Exercise requirements: Repeat each entry exactly and drop the pictures.

Data shown:

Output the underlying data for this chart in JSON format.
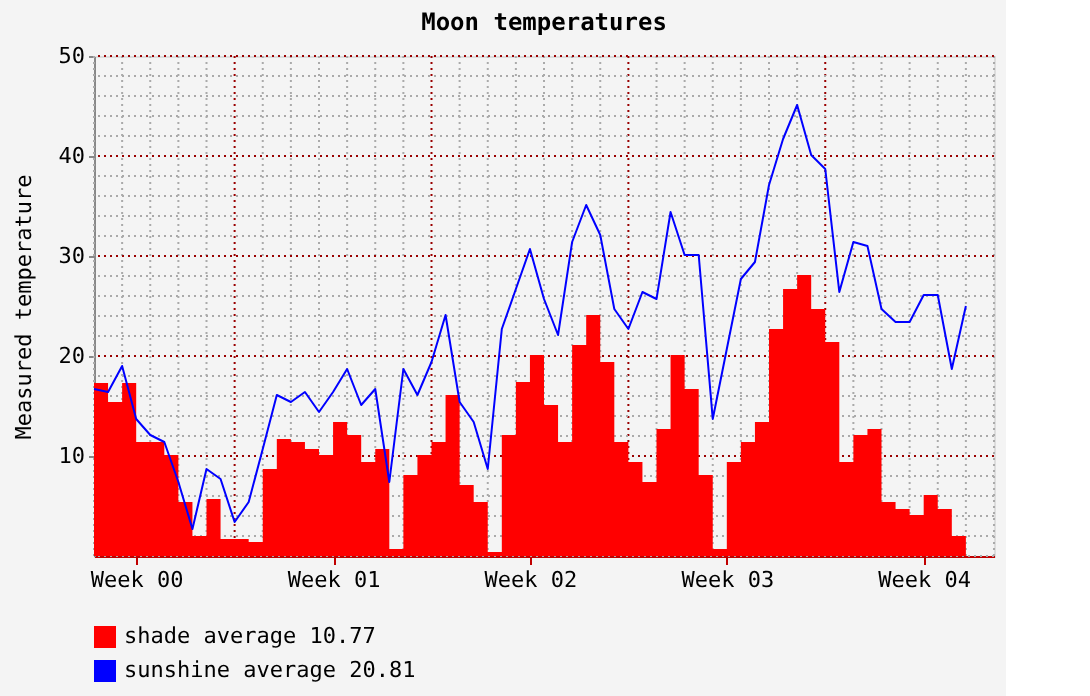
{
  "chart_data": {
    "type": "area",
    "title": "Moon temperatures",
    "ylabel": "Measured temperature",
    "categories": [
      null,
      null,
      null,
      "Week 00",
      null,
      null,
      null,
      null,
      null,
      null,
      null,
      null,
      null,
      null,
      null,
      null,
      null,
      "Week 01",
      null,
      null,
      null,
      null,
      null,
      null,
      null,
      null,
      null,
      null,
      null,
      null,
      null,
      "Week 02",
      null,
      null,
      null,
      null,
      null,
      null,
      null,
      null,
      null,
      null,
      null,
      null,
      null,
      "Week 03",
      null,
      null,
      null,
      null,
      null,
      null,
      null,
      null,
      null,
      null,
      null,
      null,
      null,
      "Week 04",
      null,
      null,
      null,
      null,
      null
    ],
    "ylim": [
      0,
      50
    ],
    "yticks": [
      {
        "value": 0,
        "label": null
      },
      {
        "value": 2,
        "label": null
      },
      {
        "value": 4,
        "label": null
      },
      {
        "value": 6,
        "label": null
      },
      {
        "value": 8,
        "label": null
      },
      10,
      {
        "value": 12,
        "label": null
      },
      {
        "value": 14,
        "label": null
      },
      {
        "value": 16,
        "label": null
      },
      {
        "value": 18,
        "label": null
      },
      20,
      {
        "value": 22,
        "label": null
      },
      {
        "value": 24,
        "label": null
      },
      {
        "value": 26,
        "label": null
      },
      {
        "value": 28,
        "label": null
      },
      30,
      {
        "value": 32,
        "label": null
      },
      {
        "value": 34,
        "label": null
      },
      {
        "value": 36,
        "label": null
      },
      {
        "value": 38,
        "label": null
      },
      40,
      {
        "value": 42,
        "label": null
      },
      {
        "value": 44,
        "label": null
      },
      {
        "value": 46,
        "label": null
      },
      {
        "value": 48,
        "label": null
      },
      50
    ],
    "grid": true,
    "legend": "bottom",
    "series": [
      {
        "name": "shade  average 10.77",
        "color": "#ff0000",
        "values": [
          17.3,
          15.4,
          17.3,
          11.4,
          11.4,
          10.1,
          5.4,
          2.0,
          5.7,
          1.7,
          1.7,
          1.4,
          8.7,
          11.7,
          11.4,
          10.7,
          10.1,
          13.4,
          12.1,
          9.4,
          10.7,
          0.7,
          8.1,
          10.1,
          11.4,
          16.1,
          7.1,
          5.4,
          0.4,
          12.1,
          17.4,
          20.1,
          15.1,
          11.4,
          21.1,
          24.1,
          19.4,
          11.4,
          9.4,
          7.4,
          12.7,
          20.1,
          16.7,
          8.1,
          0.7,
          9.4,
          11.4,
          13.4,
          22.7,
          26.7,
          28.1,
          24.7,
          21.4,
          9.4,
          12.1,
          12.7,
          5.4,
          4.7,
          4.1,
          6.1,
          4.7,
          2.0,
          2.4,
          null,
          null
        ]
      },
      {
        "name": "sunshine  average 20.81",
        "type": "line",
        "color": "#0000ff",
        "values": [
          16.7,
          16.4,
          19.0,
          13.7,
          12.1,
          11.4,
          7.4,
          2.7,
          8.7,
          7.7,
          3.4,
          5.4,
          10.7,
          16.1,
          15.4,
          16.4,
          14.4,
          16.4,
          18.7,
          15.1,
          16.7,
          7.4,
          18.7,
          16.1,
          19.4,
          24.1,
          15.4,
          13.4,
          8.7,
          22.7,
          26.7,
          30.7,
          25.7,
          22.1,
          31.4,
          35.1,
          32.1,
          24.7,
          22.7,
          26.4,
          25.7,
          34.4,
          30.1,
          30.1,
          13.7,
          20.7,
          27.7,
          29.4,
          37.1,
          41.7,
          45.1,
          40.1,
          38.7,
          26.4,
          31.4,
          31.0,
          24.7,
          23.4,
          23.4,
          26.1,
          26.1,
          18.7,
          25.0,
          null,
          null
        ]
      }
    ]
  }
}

Expected answer:
Output the underlying data for this chart in JSON format.
{
  "chart_data": {
    "type": "area",
    "title": "Moon temperatures",
    "ylabel": "Measured temperature",
    "categories": [
      null,
      null,
      null,
      "Week 00",
      null,
      null,
      null,
      null,
      null,
      null,
      null,
      null,
      null,
      null,
      null,
      null,
      null,
      "Week 01",
      null,
      null,
      null,
      null,
      null,
      null,
      null,
      null,
      null,
      null,
      null,
      null,
      null,
      "Week 02",
      null,
      null,
      null,
      null,
      null,
      null,
      null,
      null,
      null,
      null,
      null,
      null,
      null,
      "Week 03",
      null,
      null,
      null,
      null,
      null,
      null,
      null,
      null,
      null,
      null,
      null,
      null,
      null,
      "Week 04",
      null,
      null,
      null,
      null,
      null
    ],
    "ylim": [
      0,
      50
    ],
    "yticks": [
      {
        "value": 0,
        "label": null
      },
      {
        "value": 2,
        "label": null
      },
      {
        "value": 4,
        "label": null
      },
      {
        "value": 6,
        "label": null
      },
      {
        "value": 8,
        "label": null
      },
      10,
      {
        "value": 12,
        "label": null
      },
      {
        "value": 14,
        "label": null
      },
      {
        "value": 16,
        "label": null
      },
      {
        "value": 18,
        "label": null
      },
      20,
      {
        "value": 22,
        "label": null
      },
      {
        "value": 24,
        "label": null
      },
      {
        "value": 26,
        "label": null
      },
      {
        "value": 28,
        "label": null
      },
      30,
      {
        "value": 32,
        "label": null
      },
      {
        "value": 34,
        "label": null
      },
      {
        "value": 36,
        "label": null
      },
      {
        "value": 38,
        "label": null
      },
      40,
      {
        "value": 42,
        "label": null
      },
      {
        "value": 44,
        "label": null
      },
      {
        "value": 46,
        "label": null
      },
      {
        "value": 48,
        "label": null
      },
      50
    ],
    "grid": true,
    "legend": "bottom",
    "series": [
      {
        "name": "shade  average 10.77",
        "color": "#ff0000",
        "values": [
          17.3,
          15.4,
          17.3,
          11.4,
          11.4,
          10.1,
          5.4,
          2.0,
          5.7,
          1.7,
          1.7,
          1.4,
          8.7,
          11.7,
          11.4,
          10.7,
          10.1,
          13.4,
          12.1,
          9.4,
          10.7,
          0.7,
          8.1,
          10.1,
          11.4,
          16.1,
          7.1,
          5.4,
          0.4,
          12.1,
          17.4,
          20.1,
          15.1,
          11.4,
          21.1,
          24.1,
          19.4,
          11.4,
          9.4,
          7.4,
          12.7,
          20.1,
          16.7,
          8.1,
          0.7,
          9.4,
          11.4,
          13.4,
          22.7,
          26.7,
          28.1,
          24.7,
          21.4,
          9.4,
          12.1,
          12.7,
          5.4,
          4.7,
          4.1,
          6.1,
          4.7,
          2.0,
          2.4,
          null,
          null
        ]
      },
      {
        "name": "sunshine  average 20.81",
        "type": "line",
        "color": "#0000ff",
        "values": [
          16.7,
          16.4,
          19.0,
          13.7,
          12.1,
          11.4,
          7.4,
          2.7,
          8.7,
          7.7,
          3.4,
          5.4,
          10.7,
          16.1,
          15.4,
          16.4,
          14.4,
          16.4,
          18.7,
          15.1,
          16.7,
          7.4,
          18.7,
          16.1,
          19.4,
          24.1,
          15.4,
          13.4,
          8.7,
          22.7,
          26.7,
          30.7,
          25.7,
          22.1,
          31.4,
          35.1,
          32.1,
          24.7,
          22.7,
          26.4,
          25.7,
          34.4,
          30.1,
          30.1,
          13.7,
          20.7,
          27.7,
          29.4,
          37.1,
          41.7,
          45.1,
          40.1,
          38.7,
          26.4,
          31.4,
          31.0,
          24.7,
          23.4,
          23.4,
          26.1,
          26.1,
          18.7,
          25.0,
          null,
          null
        ]
      }
    ]
  }
}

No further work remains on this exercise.